Could you print all the entries exactly?

#### Dataset entries:
########################################
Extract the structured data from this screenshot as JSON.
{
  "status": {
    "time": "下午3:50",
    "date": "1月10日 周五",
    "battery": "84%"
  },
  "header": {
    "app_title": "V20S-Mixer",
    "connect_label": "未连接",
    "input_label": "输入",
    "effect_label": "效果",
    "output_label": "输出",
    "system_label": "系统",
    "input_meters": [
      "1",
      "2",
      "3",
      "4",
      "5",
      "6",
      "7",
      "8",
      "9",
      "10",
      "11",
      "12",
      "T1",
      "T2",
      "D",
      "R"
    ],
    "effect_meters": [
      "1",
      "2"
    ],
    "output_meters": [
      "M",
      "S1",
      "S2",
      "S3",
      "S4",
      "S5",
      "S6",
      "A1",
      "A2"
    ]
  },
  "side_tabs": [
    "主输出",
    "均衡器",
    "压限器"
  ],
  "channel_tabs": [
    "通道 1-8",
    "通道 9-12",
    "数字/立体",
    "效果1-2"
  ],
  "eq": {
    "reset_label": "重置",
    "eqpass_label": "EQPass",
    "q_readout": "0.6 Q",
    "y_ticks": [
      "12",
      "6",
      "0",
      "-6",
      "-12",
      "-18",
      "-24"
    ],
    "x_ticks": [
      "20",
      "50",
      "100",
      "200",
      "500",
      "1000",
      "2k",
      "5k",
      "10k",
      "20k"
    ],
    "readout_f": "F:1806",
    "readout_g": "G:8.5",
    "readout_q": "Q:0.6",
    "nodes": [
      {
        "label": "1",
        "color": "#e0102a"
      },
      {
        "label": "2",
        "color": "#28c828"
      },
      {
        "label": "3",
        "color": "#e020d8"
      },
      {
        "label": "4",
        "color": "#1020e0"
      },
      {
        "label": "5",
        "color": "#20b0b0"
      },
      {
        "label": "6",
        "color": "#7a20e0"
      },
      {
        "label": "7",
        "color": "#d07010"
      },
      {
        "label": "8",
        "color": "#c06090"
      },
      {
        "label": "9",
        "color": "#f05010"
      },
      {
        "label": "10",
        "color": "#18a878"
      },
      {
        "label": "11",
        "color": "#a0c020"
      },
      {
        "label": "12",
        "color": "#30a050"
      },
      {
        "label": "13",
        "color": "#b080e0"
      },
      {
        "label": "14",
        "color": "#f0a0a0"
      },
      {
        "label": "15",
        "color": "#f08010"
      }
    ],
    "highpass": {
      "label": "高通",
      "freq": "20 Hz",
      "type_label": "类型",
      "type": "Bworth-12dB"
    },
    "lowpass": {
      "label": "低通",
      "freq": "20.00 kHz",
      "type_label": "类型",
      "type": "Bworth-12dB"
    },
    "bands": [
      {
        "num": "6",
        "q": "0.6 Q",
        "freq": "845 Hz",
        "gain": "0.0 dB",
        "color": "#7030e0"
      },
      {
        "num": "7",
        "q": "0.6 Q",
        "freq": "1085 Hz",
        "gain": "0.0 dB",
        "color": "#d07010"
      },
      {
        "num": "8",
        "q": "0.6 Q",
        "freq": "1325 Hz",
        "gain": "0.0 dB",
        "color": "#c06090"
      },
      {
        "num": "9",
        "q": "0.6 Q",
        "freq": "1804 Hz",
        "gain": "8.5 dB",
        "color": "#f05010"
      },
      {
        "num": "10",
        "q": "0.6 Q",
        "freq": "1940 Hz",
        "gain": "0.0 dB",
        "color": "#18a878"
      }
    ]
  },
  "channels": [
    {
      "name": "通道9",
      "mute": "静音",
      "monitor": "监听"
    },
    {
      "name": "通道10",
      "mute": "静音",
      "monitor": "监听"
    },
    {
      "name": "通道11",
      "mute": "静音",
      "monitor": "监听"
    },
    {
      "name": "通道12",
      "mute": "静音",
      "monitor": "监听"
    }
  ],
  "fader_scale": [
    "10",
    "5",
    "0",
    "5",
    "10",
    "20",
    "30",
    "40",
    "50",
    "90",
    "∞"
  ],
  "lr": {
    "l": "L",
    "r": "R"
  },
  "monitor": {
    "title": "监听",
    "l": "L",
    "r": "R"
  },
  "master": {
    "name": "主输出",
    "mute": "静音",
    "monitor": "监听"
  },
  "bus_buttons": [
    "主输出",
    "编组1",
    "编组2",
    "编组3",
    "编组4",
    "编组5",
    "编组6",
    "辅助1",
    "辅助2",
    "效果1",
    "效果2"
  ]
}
########################################
#### Solution for this task:
Extract the structured data from this screenshot as JSON.
{
  "status": {
    "time": "下午3:50",
    "date": "1月10日 周五",
    "battery": "84%"
  },
  "header": {
    "app_title": "V20S-Mixer",
    "connect_label": "未连接",
    "input_label": "输入",
    "effect_label": "效果",
    "output_label": "输出",
    "system_label": "系统",
    "input_meters": [
      "1",
      "2",
      "3",
      "4",
      "5",
      "6",
      "7",
      "8",
      "9",
      "10",
      "11",
      "12",
      "T1",
      "T2",
      "D",
      "R"
    ],
    "effect_meters": [
      "1",
      "2"
    ],
    "output_meters": [
      "M",
      "S1",
      "S2",
      "S3",
      "S4",
      "S5",
      "S6",
      "A1",
      "A2"
    ]
  },
  "side_tabs": [
    "主输出",
    "均衡器",
    "压限器"
  ],
  "channel_tabs": [
    "通道 1-8",
    "通道 9-12",
    "数字/立体",
    "效果1-2"
  ],
  "eq": {
    "reset_label": "重置",
    "eqpass_label": "EQPass",
    "q_readout": "0.6 Q",
    "y_ticks": [
      "12",
      "6",
      "0",
      "-6",
      "-12",
      "-18",
      "-24"
    ],
    "x_ticks": [
      "20",
      "50",
      "100",
      "200",
      "500",
      "1000",
      "2k",
      "5k",
      "10k",
      "20k"
    ],
    "readout_f": "F:1806",
    "readout_g": "G:8.5",
    "readout_q": "Q:0.6",
    "nodes": [
      {
        "label": "1",
        "color": "#e0102a"
      },
      {
        "label": "2",
        "color": "#28c828"
      },
      {
        "label": "3",
        "color": "#e020d8"
      },
      {
        "label": "4",
        "color": "#1020e0"
      },
      {
        "label": "5",
        "color": "#20b0b0"
      },
      {
        "label": "6",
        "color": "#7a20e0"
      },
      {
        "label": "7",
        "color": "#d07010"
      },
      {
        "label": "8",
        "color": "#c06090"
      },
      {
        "label": "9",
        "color": "#f05010"
      },
      {
        "label": "10",
        "color": "#18a878"
      },
      {
        "label": "11",
        "color": "#a0c020"
      },
      {
        "label": "12",
        "color": "#30a050"
      },
      {
        "label": "13",
        "color": "#b080e0"
      },
      {
        "label": "14",
        "color": "#f0a0a0"
      },
      {
        "label": "15",
        "color": "#f08010"
      }
    ],
    "highpass": {
      "label": "高通",
      "freq": "20 Hz",
      "type_label": "类型",
      "type": "Bworth-12dB"
    },
    "lowpass": {
      "label": "低通",
      "freq": "20.00 kHz",
      "type_label": "类型",
      "type": "Bworth-12dB"
    },
    "bands": [
      {
        "num": "6",
        "q": "0.6 Q",
        "freq": "845 Hz",
        "gain": "0.0 dB",
        "color": "#7030e0"
      },
      {
        "num": "7",
        "q": "0.6 Q",
        "freq": "1085 Hz",
        "gain": "0.0 dB",
        "color": "#d07010"
      },
      {
        "num": "8",
        "q": "0.6 Q",
        "freq": "1325 Hz",
        "gain": "0.0 dB",
        "color": "#c06090"
      },
      {
        "num": "9",
        "q": "0.6 Q",
        "freq": "1804 Hz",
        "gain": "8.5 dB",
        "color": "#f05010"
      },
      {
        "num": "10",
        "q": "0.6 Q",
        "freq": "1940 Hz",
        "gain": "0.0 dB",
        "color": "#18a878"
      }
    ]
  },
  "channels": [
    {
      "name": "通道9",
      "mute": "静音",
      "monitor": "监听"
    },
    {
      "name": "通道10",
      "mute": "静音",
      "monitor": "监听"
    },
    {
      "name": "通道11",
      "mute": "静音",
      "monitor": "监听"
    },
    {
      "name": "通道12",
      "mute": "静音",
      "monitor": "监听"
    }
  ],
  "fader_scale": [
    "10",
    "5",
    "0",
    "5",
    "10",
    "20",
    "30",
    "40",
    "50",
    "90",
    "∞"
  ],
  "lr": {
    "l": "L",
    "r": "R"
  },
  "monitor": {
    "title": "监听",
    "l": "L",
    "r": "R"
  },
  "master": {
    "name": "主输出",
    "mute": "静音",
    "monitor": "监听"
  },
  "bus_buttons": [
    "主输出",
    "编组1",
    "编组2",
    "编组3",
    "编组4",
    "编组5",
    "编组6",
    "辅助1",
    "辅助2",
    "效果1",
    "效果2"
  ]
}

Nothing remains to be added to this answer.